= TASK TO CARRY OUT =
Scan each line of the records for the word "Notificaciones" and extract the ones that have it.

━━━ MATERIAL SHOWN

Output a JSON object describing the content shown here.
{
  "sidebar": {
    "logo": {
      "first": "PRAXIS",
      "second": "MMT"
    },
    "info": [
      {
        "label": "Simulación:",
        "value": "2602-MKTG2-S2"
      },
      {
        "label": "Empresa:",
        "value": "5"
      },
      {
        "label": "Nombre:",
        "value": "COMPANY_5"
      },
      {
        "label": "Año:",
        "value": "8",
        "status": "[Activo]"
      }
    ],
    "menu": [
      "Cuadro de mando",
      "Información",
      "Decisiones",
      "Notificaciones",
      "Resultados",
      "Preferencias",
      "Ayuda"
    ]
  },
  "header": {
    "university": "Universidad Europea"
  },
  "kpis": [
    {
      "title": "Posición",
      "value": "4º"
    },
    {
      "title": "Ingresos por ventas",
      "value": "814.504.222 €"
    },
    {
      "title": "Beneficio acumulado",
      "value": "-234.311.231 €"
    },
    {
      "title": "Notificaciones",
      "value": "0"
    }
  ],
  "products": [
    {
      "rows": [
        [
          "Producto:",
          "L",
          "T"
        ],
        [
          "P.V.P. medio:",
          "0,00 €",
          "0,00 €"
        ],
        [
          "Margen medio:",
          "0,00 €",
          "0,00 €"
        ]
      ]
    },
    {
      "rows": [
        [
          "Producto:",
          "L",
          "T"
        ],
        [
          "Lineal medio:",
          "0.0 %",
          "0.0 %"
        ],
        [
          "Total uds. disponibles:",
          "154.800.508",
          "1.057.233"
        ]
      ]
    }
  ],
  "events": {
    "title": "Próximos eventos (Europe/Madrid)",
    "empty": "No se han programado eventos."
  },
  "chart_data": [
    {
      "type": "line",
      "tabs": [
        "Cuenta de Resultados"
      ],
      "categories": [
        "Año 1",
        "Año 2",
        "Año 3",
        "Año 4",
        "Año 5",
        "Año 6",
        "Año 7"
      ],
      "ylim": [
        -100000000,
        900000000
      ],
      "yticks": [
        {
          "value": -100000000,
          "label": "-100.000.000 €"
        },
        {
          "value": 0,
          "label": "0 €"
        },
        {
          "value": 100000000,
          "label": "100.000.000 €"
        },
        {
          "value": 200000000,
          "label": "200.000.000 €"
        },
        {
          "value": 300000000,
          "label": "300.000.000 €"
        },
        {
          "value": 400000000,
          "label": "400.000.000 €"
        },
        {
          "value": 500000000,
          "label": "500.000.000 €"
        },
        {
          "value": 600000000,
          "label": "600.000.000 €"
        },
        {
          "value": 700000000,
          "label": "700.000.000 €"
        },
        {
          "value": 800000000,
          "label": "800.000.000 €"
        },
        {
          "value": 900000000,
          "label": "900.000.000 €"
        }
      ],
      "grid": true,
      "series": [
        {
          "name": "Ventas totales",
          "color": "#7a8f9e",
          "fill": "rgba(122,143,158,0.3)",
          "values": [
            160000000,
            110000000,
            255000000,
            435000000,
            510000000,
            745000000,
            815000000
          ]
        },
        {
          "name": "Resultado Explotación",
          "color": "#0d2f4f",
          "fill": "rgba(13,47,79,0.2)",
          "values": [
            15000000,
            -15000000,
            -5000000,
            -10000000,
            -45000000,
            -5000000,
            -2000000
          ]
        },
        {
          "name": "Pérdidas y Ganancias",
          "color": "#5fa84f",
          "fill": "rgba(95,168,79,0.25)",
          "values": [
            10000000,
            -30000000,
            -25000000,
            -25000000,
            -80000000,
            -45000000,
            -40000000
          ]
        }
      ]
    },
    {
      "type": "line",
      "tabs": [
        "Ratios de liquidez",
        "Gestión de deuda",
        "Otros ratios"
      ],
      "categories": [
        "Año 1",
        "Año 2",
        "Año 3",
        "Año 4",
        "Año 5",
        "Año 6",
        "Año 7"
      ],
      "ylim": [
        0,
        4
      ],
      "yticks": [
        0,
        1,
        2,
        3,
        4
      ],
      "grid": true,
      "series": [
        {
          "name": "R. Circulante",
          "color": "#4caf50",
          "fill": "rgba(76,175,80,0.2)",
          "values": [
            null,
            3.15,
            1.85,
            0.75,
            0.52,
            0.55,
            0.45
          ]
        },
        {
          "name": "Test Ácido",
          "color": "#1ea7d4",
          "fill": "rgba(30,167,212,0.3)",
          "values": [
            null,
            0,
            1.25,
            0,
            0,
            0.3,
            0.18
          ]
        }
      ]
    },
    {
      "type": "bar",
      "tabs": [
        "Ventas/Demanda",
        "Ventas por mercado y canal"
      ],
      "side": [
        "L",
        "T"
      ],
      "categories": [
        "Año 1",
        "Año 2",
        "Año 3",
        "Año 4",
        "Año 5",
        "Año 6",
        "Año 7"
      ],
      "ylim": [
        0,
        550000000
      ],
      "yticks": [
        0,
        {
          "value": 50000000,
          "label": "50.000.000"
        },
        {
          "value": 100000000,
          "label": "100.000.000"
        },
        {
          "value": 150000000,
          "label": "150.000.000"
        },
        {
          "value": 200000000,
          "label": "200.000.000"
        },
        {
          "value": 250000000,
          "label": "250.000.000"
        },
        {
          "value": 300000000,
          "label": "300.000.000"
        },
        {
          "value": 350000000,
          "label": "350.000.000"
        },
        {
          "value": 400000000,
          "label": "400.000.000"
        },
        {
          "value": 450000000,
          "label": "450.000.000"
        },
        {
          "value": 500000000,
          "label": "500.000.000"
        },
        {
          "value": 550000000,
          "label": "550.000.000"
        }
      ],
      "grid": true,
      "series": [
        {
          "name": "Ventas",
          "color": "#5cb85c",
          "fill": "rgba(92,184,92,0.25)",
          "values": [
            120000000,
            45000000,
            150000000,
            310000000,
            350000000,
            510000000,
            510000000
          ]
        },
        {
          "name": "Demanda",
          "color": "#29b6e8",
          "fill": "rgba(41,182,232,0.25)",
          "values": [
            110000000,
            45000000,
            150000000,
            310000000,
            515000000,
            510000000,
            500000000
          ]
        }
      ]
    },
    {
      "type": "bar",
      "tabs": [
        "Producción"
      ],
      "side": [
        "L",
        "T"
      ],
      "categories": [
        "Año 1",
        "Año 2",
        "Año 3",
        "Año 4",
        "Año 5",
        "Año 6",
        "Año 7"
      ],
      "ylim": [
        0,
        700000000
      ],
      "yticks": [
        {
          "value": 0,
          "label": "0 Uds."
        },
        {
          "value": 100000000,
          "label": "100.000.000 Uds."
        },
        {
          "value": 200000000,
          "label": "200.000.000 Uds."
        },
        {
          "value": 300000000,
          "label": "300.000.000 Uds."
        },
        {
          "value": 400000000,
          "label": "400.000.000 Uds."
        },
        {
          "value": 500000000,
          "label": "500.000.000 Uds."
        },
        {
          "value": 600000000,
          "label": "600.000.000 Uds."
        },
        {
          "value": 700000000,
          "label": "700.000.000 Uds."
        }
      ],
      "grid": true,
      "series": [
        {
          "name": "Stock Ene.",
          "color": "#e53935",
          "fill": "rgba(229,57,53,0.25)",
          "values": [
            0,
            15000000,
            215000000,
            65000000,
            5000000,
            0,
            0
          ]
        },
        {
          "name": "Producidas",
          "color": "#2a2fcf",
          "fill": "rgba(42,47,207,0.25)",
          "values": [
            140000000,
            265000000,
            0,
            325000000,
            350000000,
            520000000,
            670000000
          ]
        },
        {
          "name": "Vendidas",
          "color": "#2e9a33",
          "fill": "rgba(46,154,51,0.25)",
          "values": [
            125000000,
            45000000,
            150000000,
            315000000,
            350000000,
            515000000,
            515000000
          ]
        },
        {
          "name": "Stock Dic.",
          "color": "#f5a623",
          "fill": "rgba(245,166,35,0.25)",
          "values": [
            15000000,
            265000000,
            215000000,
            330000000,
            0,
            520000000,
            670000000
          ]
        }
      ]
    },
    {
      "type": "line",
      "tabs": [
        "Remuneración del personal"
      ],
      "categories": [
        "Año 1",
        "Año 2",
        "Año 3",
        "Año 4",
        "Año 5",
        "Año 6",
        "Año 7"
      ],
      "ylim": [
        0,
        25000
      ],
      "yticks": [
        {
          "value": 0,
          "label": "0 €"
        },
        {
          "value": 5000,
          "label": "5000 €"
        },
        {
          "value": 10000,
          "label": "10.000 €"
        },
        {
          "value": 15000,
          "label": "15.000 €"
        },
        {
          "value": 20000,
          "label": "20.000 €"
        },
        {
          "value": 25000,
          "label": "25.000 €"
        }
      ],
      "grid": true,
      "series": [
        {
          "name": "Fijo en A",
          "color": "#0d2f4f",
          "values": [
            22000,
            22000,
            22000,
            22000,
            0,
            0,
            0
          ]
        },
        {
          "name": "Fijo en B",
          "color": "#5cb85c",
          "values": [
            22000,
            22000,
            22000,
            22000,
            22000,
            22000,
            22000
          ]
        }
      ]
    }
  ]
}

━━━━━━

= OUTPUT FOR THIS TASK =
      "Notificaciones",
      "title": "Notificaciones",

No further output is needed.